## Exercise
Every line of the data that contains the string "field" must be copied.

· · · · · · ·

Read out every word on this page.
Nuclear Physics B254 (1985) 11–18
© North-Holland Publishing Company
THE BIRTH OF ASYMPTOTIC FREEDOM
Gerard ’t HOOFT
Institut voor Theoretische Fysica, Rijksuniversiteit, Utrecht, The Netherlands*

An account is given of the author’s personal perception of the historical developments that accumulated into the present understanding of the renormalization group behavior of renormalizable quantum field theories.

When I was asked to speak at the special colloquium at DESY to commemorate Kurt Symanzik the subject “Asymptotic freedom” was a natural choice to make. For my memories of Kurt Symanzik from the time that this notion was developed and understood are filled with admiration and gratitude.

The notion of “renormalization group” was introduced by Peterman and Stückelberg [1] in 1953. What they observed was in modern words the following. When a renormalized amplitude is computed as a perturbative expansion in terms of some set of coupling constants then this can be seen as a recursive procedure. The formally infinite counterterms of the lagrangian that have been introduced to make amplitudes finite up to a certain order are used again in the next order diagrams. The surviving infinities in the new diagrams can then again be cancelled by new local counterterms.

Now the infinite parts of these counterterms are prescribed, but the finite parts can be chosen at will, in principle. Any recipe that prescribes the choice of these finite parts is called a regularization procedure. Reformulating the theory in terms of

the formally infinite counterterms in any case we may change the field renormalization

· · · · · · ·

## Task result
An account is given of the author’s personal perception of the historical developments that accumulated into the present understanding of the renormalization group behavior of renormalizable quantum field theories.
the formally infinite counterterms in any case we may change the field renormalization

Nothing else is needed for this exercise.